Dataset entries:
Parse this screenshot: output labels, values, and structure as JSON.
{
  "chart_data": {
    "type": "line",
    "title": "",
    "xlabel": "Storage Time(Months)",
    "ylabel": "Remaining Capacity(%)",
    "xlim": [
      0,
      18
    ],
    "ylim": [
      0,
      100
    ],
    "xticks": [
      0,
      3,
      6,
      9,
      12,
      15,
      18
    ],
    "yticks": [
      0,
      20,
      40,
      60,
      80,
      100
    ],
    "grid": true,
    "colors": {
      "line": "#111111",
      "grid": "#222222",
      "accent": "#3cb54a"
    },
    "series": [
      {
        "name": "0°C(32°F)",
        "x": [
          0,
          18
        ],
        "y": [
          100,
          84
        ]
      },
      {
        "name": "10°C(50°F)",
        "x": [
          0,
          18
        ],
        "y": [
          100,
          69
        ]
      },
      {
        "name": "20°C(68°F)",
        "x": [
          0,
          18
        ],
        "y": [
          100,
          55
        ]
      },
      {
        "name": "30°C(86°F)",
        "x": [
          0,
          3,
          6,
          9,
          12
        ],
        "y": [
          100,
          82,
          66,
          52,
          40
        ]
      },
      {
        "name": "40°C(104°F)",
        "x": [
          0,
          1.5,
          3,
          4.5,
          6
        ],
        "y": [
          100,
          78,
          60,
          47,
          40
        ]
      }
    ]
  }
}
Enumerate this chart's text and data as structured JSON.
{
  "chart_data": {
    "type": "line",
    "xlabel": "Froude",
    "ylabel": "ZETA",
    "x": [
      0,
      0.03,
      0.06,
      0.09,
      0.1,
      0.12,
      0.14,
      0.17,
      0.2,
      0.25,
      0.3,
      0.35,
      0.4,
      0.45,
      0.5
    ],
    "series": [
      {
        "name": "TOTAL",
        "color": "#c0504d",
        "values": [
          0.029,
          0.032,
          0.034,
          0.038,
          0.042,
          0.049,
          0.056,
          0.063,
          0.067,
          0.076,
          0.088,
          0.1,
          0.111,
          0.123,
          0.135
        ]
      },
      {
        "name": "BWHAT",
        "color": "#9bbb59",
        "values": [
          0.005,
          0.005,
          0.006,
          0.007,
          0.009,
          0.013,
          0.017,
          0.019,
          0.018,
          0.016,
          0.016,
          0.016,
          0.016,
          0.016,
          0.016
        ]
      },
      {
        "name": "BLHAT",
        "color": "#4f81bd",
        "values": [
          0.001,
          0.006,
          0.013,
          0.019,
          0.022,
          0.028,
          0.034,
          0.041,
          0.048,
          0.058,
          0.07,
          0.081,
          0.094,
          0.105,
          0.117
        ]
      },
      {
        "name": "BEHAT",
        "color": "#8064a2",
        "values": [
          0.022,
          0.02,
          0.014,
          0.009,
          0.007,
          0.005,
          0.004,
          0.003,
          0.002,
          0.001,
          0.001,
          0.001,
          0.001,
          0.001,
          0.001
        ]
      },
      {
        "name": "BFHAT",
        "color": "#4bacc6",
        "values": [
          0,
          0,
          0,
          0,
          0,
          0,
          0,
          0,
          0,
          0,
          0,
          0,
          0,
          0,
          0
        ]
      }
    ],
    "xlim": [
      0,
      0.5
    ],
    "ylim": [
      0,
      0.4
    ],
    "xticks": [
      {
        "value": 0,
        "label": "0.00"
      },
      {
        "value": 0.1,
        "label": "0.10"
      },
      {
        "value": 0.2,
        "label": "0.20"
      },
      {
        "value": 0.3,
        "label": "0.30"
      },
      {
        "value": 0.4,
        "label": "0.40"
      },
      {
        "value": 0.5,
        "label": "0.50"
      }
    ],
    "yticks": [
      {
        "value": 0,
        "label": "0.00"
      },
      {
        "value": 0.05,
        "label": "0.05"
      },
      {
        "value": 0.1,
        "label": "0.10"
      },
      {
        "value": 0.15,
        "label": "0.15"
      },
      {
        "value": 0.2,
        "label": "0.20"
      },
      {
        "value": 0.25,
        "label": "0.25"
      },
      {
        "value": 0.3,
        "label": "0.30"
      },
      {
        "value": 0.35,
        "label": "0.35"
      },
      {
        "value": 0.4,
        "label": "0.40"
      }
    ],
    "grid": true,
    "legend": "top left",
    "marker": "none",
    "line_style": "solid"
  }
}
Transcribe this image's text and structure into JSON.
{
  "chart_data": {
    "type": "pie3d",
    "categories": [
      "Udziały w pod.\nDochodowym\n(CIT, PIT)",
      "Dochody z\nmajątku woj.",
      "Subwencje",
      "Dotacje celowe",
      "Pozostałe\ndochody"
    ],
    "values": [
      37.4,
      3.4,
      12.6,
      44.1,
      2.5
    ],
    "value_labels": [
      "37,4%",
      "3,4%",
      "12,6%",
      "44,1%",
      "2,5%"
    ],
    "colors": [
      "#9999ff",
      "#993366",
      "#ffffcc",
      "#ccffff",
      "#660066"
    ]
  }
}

Work instructions: Produce a verbatim transcription of the entries above.

Problem solution:
Parse this screenshot: output labels, values, and structure as JSON.
{
  "chart_data": {
    "type": "line",
    "title": "",
    "xlabel": "Storage Time(Months)",
    "ylabel": "Remaining Capacity(%)",
    "xlim": [
      0,
      18
    ],
    "ylim": [
      0,
      100
    ],
    "xticks": [
      0,
      3,
      6,
      9,
      12,
      15,
      18
    ],
    "yticks": [
      0,
      20,
      40,
      60,
      80,
      100
    ],
    "grid": true,
    "colors": {
      "line": "#111111",
      "grid": "#222222",
      "accent": "#3cb54a"
    },
    "series": [
      {
        "name": "0°C(32°F)",
        "x": [
          0,
          18
        ],
        "y": [
          100,
          84
        ]
      },
      {
        "name": "10°C(50°F)",
        "x": [
          0,
          18
        ],
        "y": [
          100,
          69
        ]
      },
      {
        "name": "20°C(68°F)",
        "x": [
          0,
          18
        ],
        "y": [
          100,
          55
        ]
      },
      {
        "name": "30°C(86°F)",
        "x": [
          0,
          3,
          6,
          9,
          12
        ],
        "y": [
          100,
          82,
          66,
          52,
          40
        ]
      },
      {
        "name": "40°C(104°F)",
        "x": [
          0,
          1.5,
          3,
          4.5,
          6
        ],
        "y": [
          100,
          78,
          60,
          47,
          40
        ]
      }
    ]
  }
}
Enumerate this chart's text and data as structured JSON.
{
  "chart_data": {
    "type": "line",
    "xlabel": "Froude",
    "ylabel": "ZETA",
    "x": [
      0,
      0.03,
      0.06,
      0.09,
      0.1,
      0.12,
      0.14,
      0.17,
      0.2,
      0.25,
      0.3,
      0.35,
      0.4,
      0.45,
      0.5
    ],
    "series": [
      {
        "name": "TOTAL",
        "color": "#c0504d",
        "values": [
          0.029,
          0.032,
          0.034,
          0.038,
          0.042,
          0.049,
          0.056,
          0.063,
          0.067,
          0.076,
          0.088,
          0.1,
          0.111,
          0.123,
          0.135
        ]
      },
      {
        "name": "BWHAT",
        "color": "#9bbb59",
        "values": [
          0.005,
          0.005,
          0.006,
          0.007,
          0.009,
          0.013,
          0.017,
          0.019,
          0.018,
          0.016,
          0.016,
          0.016,
          0.016,
          0.016,
          0.016
        ]
      },
      {
        "name": "BLHAT",
        "color": "#4f81bd",
        "values": [
          0.001,
          0.006,
          0.013,
          0.019,
          0.022,
          0.028,
          0.034,
          0.041,
          0.048,
          0.058,
          0.07,
          0.081,
          0.094,
          0.105,
          0.117
        ]
      },
      {
        "name": "BEHAT",
        "color": "#8064a2",
        "values": [
          0.022,
          0.02,
          0.014,
          0.009,
          0.007,
          0.005,
          0.004,
          0.003,
          0.002,
          0.001,
          0.001,
          0.001,
          0.001,
          0.001,
          0.001
        ]
      },
      {
        "name": "BFHAT",
        "color": "#4bacc6",
        "values": [
          0,
          0,
          0,
          0,
          0,
          0,
          0,
          0,
          0,
          0,
          0,
          0,
          0,
          0,
          0
        ]
      }
    ],
    "xlim": [
      0,
      0.5
    ],
    "ylim": [
      0,
      0.4
    ],
    "xticks": [
      {
        "value": 0,
        "label": "0.00"
      },
      {
        "value": 0.1,
        "label": "0.10"
      },
      {
        "value": 0.2,
        "label": "0.20"
      },
      {
        "value": 0.3,
        "label": "0.30"
      },
      {
        "value": 0.4,
        "label": "0.40"
      },
      {
        "value": 0.5,
        "label": "0.50"
      }
    ],
    "yticks": [
      {
        "value": 0,
        "label": "0.00"
      },
      {
        "value": 0.05,
        "label": "0.05"
      },
      {
        "value": 0.1,
        "label": "0.10"
      },
      {
        "value": 0.15,
        "label": "0.15"
      },
      {
        "value": 0.2,
        "label": "0.20"
      },
      {
        "value": 0.25,
        "label": "0.25"
      },
      {
        "value": 0.3,
        "label": "0.30"
      },
      {
        "value": 0.35,
        "label": "0.35"
      },
      {
        "value": 0.4,
        "label": "0.40"
      }
    ],
    "grid": true,
    "legend": "top left",
    "marker": "none",
    "line_style": "solid"
  }
}
Transcribe this image's text and structure into JSON.
{
  "chart_data": {
    "type": "pie3d",
    "categories": [
      "Udziały w pod.\nDochodowym\n(CIT, PIT)",
      "Dochody z\nmajątku woj.",
      "Subwencje",
      "Dotacje celowe",
      "Pozostałe\ndochody"
    ],
    "values": [
      37.4,
      3.4,
      12.6,
      44.1,
      2.5
    ],
    "value_labels": [
      "37,4%",
      "3,4%",
      "12,6%",
      "44,1%",
      "2,5%"
    ],
    "colors": [
      "#9999ff",
      "#993366",
      "#ffffcc",
      "#ccffff",
      "#660066"
    ]
  }
}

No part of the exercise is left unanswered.